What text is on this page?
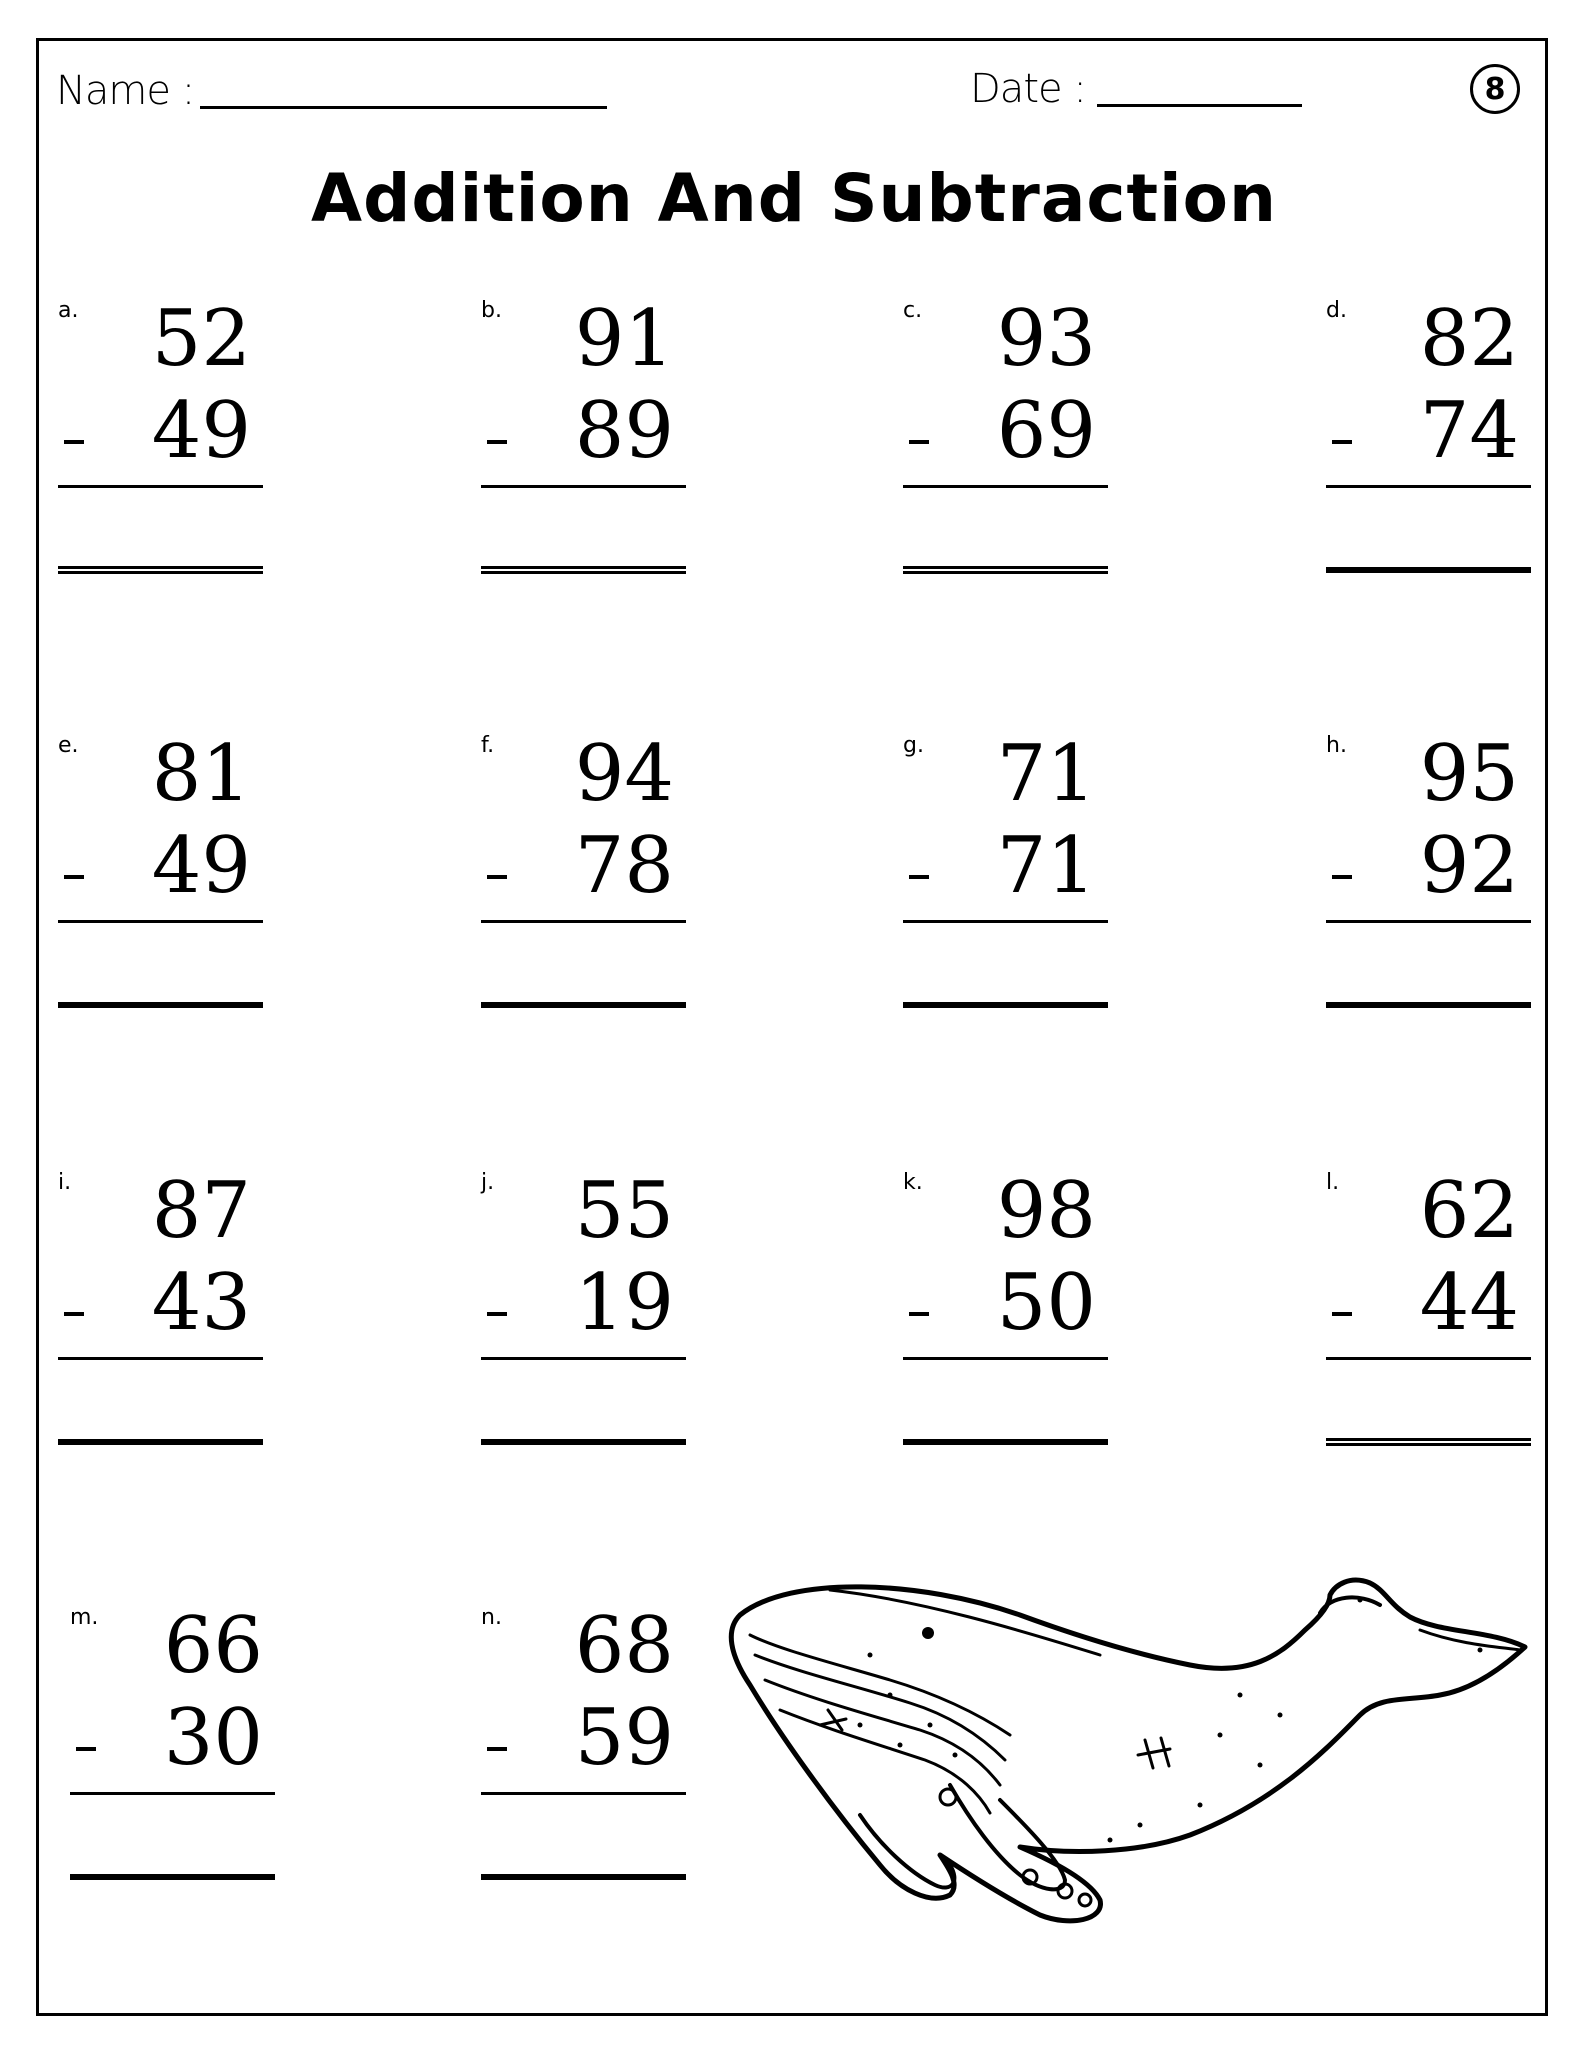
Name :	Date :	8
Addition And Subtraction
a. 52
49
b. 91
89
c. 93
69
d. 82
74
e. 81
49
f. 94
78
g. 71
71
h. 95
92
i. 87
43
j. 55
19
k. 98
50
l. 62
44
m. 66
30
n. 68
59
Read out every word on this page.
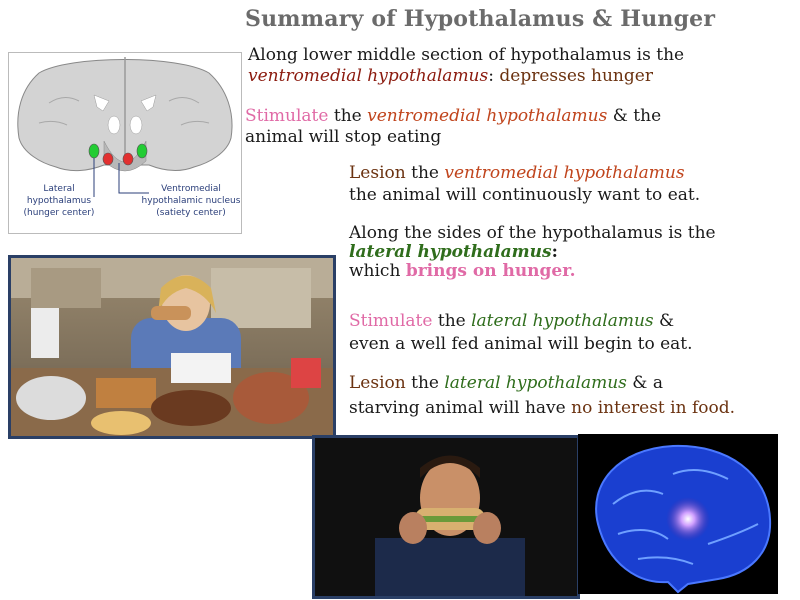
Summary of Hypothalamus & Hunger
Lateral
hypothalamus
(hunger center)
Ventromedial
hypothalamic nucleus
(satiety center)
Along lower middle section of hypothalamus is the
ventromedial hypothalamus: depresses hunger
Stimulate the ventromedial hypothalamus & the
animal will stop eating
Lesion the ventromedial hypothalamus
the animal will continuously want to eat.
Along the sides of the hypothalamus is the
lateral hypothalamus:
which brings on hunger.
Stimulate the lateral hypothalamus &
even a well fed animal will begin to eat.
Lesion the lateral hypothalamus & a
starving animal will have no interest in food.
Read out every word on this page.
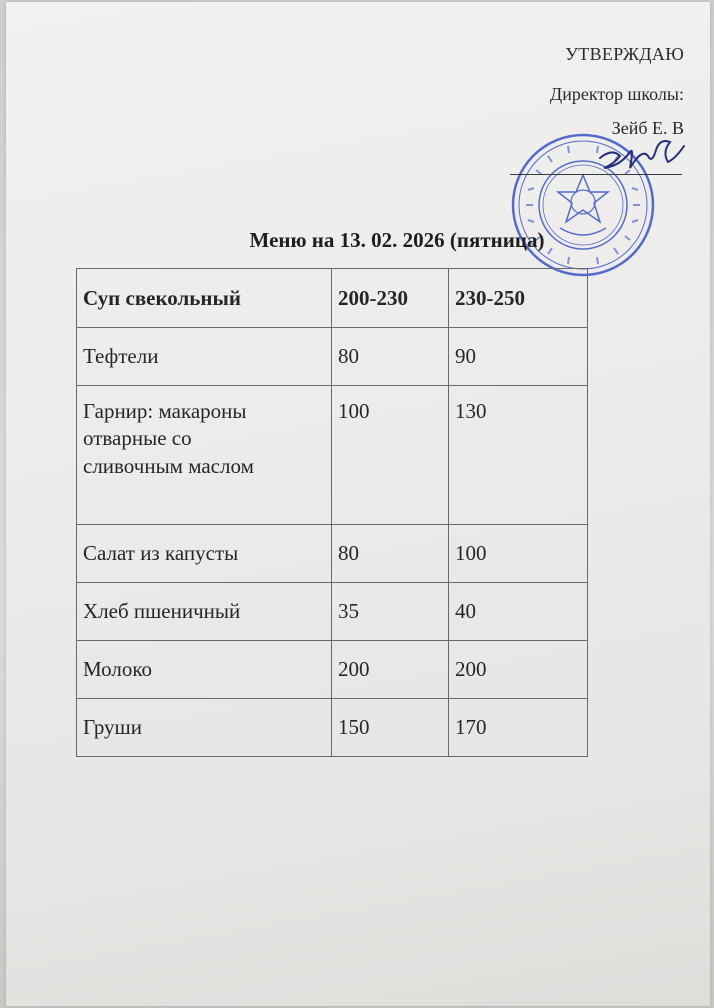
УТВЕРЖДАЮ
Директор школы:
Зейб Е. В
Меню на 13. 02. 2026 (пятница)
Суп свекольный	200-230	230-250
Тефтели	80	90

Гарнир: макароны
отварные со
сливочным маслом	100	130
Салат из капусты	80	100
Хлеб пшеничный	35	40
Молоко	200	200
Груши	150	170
★ ★ ★ ★ ★
Aim » Pictures in the records above are not copied; print everything else exactly.

Answer to this problem »
What text is on this page?
Name :	Date :	8
Addition And Subtraction
a. 52
49
b. 91
89
c. 93
69
d. 82
74
e. 81
49
f. 94
78
g. 71
71
h. 95
92
i. 87
43
j. 55
19
k. 98
50
l. 62
44
m. 66
30
n. 68
59
Read out every word on this page.
Summary of Hypothalamus & Hunger
Lateral
hypothalamus
(hunger center)
Ventromedial
hypothalamic nucleus
(satiety center)
Along lower middle section of hypothalamus is the
ventromedial hypothalamus: depresses hunger
Stimulate the ventromedial hypothalamus & the
animal will stop eating
Lesion the ventromedial hypothalamus
the animal will continuously want to eat.
Along the sides of the hypothalamus is the
lateral hypothalamus:
which brings on hunger.
Stimulate the lateral hypothalamus &
even a well fed animal will begin to eat.
Lesion the lateral hypothalamus & a
starving animal will have no interest in food.
Read out every word on this page.
УТВЕРЖДАЮ
Директор школы:
Зейб Е. В
Меню на 13. 02. 2026 (пятница)
Суп свекольный	200-230	230-250
Тефтели	80	90

Гарнир: макароны
отварные со
сливочным маслом	100	130
Салат из капусты	80	100
Хлеб пшеничный	35	40
Молоко	200	200
Груши	150	170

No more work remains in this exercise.